[Records about charts and figures]
━━━━━━━━
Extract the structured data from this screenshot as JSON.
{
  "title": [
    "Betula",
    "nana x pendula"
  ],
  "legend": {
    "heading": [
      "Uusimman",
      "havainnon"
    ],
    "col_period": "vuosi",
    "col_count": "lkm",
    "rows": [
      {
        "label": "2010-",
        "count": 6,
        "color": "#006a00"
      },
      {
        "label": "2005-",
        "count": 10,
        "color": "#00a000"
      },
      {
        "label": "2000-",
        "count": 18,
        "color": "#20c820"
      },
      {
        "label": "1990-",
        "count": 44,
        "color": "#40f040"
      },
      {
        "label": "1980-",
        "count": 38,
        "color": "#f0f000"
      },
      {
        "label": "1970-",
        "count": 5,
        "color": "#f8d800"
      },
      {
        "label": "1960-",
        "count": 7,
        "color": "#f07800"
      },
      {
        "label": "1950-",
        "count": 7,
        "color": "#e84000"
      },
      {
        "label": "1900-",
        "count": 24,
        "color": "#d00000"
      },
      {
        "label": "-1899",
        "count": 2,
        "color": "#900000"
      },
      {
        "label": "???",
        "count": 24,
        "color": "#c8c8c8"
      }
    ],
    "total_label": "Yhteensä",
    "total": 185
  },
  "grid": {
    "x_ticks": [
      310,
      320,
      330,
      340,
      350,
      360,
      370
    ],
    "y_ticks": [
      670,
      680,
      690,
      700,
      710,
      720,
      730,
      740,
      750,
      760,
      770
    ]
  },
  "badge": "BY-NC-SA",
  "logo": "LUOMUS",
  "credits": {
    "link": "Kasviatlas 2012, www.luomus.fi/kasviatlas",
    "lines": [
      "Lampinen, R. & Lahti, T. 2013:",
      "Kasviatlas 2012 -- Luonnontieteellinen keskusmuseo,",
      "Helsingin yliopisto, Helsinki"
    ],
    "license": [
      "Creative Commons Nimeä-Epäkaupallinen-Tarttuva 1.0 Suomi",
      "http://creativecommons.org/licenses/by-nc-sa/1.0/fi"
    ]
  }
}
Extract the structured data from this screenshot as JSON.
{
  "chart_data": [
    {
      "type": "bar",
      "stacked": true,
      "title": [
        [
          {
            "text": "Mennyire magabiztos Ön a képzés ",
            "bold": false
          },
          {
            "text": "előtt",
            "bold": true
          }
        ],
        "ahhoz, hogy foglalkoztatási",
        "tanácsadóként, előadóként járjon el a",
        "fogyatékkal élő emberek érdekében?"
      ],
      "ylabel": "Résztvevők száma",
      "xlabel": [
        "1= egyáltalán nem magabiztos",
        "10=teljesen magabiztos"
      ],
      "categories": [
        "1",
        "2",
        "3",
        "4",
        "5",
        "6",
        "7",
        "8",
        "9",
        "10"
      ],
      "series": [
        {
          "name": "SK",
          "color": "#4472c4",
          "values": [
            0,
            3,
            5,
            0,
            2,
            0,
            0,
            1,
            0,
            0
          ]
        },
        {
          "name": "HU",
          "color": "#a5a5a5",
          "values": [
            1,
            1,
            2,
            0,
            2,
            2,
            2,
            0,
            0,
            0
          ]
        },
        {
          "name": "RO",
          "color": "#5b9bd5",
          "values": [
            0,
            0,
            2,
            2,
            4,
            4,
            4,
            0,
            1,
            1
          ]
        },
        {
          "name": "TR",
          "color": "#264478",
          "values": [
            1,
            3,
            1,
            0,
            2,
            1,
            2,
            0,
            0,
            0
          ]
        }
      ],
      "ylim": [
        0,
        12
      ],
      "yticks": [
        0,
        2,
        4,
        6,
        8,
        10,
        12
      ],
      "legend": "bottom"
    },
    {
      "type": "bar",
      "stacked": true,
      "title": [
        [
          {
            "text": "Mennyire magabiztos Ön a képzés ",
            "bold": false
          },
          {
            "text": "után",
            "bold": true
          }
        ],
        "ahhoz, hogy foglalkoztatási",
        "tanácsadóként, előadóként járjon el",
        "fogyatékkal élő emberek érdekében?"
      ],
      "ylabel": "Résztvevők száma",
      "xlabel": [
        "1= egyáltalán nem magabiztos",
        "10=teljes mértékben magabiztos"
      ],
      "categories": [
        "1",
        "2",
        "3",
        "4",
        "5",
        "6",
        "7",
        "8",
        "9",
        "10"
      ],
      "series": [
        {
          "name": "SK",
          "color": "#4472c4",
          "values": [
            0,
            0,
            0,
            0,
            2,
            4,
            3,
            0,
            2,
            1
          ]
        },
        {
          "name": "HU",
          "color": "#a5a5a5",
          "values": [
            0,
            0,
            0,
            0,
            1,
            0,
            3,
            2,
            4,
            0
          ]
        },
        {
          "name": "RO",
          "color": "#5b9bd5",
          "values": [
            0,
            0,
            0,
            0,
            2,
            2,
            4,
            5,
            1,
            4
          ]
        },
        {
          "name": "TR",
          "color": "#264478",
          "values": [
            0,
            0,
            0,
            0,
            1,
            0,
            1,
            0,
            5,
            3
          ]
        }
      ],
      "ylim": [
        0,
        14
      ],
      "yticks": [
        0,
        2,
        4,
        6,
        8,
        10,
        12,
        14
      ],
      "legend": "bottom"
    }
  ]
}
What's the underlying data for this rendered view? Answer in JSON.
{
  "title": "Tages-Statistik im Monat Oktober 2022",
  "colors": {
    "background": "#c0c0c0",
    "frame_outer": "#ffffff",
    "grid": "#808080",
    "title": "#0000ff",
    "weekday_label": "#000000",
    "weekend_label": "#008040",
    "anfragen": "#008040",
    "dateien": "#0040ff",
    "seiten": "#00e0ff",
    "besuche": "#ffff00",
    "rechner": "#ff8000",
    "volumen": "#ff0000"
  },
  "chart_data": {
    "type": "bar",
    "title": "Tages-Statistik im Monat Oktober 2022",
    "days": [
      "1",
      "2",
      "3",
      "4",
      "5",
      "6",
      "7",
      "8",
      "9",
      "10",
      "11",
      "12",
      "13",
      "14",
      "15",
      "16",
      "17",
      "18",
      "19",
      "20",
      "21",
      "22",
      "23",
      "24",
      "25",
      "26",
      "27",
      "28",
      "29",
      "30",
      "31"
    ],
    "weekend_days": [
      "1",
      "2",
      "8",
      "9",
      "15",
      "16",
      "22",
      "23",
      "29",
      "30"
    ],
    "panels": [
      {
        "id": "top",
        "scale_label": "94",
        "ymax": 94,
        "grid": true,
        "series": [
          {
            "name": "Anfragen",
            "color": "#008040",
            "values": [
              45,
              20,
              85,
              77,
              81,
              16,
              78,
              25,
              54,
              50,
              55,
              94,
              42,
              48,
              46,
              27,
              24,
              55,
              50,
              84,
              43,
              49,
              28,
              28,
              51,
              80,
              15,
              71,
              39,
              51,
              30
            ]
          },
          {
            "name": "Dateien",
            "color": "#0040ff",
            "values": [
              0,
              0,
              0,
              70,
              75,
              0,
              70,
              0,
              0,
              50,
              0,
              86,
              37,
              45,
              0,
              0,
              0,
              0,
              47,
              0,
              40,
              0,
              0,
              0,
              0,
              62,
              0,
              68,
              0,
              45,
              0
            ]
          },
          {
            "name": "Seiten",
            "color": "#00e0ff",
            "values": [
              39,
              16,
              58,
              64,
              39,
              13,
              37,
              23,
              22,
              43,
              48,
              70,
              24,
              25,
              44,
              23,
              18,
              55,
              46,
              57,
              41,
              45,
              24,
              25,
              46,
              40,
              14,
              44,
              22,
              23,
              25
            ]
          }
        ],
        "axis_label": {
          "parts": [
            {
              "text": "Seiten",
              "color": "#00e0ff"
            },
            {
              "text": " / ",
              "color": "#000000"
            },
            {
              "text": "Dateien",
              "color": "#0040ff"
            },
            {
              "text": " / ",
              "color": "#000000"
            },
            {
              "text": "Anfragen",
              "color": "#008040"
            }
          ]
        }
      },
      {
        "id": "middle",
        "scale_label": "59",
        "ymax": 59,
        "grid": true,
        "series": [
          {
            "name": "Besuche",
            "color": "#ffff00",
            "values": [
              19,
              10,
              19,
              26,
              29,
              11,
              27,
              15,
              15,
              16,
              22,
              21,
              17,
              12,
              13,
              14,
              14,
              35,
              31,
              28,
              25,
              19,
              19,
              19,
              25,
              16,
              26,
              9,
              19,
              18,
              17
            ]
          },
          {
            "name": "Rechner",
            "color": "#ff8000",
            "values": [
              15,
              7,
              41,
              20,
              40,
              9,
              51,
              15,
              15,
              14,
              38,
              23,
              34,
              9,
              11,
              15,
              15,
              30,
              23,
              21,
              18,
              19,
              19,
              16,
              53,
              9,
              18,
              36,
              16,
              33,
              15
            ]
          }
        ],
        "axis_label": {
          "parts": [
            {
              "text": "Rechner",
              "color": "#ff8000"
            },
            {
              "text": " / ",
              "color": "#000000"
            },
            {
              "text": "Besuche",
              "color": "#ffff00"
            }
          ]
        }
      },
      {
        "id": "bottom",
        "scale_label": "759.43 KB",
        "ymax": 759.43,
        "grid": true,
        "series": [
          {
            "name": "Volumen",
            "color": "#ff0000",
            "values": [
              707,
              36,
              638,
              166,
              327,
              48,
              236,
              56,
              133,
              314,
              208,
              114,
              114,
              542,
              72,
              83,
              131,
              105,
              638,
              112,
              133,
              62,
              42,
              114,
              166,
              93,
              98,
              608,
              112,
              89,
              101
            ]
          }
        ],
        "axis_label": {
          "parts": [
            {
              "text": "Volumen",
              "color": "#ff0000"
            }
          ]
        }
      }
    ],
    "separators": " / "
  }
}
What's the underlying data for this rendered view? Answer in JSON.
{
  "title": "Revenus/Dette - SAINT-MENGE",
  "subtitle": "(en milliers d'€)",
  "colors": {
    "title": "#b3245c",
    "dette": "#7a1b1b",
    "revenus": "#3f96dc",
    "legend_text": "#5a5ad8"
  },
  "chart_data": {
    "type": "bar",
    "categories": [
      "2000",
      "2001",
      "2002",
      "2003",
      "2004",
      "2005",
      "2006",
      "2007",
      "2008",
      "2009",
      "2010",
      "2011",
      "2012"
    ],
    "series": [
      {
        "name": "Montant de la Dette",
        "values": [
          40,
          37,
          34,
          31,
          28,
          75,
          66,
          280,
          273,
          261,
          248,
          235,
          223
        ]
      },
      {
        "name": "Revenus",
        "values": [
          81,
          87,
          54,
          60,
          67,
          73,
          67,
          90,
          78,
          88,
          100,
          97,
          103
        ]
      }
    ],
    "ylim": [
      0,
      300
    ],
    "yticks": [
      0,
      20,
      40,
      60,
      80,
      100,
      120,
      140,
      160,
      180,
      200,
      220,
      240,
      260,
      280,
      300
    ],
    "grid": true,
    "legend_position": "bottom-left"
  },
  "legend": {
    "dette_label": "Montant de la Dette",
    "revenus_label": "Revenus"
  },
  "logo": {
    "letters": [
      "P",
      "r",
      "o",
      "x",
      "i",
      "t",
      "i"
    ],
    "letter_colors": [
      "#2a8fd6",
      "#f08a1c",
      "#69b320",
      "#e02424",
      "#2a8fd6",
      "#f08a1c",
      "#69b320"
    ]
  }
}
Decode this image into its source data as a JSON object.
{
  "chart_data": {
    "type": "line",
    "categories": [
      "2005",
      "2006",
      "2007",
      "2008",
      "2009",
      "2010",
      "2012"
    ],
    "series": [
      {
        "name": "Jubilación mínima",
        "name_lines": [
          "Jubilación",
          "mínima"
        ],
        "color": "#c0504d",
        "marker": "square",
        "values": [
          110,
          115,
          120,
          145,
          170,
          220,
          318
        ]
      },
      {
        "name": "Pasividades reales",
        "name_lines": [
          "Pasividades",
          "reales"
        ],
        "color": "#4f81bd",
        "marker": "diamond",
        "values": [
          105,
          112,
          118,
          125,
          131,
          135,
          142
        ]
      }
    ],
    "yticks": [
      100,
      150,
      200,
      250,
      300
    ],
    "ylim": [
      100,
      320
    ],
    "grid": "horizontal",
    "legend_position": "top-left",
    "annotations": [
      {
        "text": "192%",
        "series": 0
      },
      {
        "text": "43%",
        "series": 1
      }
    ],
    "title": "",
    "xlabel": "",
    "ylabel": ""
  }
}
━━━━━━━━
*DIRECTIONS FOR THIS TASK*: Examine the records and pull out every line where the string "left" occurs.

*FINISHED TASK*:
    "legend_position": "bottom-left"
    "legend_position": "top-left",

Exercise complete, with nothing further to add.